/---

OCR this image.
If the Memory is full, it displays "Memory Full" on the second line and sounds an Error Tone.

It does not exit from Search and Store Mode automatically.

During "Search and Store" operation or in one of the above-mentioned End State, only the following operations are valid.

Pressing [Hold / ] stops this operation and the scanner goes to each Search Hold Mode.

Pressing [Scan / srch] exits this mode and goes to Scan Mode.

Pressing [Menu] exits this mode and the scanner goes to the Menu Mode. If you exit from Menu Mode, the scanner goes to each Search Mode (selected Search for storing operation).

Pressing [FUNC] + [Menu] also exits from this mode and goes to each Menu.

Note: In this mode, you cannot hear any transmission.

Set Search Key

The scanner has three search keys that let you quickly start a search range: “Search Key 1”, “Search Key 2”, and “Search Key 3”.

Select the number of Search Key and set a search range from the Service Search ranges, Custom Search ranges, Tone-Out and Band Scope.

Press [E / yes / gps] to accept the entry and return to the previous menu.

\---

What to work on>
Transcribe all entries exactly as they are given.

Response>
OCR this image.
If the Memory is full, it displays "Memory Full" on the second line and sounds an Error Tone.

It does not exit from Search and Store Mode automatically.

During "Search and Store" operation or in one of the above-mentioned End State, only the following operations are valid.

Pressing [Hold / ] stops this operation and the scanner goes to each Search Hold Mode.

Pressing [Scan / srch] exits this mode and goes to Scan Mode.

Pressing [Menu] exits this mode and the scanner goes to the Menu Mode. If you exit from Menu Mode, the scanner goes to each Search Mode (selected Search for storing operation).

Pressing [FUNC] + [Menu] also exits from this mode and goes to each Menu.

Note: In this mode, you cannot hear any transmission.

Set Search Key

The scanner has three search keys that let you quickly start a search range: “Search Key 1”, “Search Key 2”, and “Search Key 3”.

Select the number of Search Key and set a search range from the Service Search ranges, Custom Search ranges, Tone-Out and Band Scope.

Press [E / yes / gps] to accept the entry and return to the previous menu.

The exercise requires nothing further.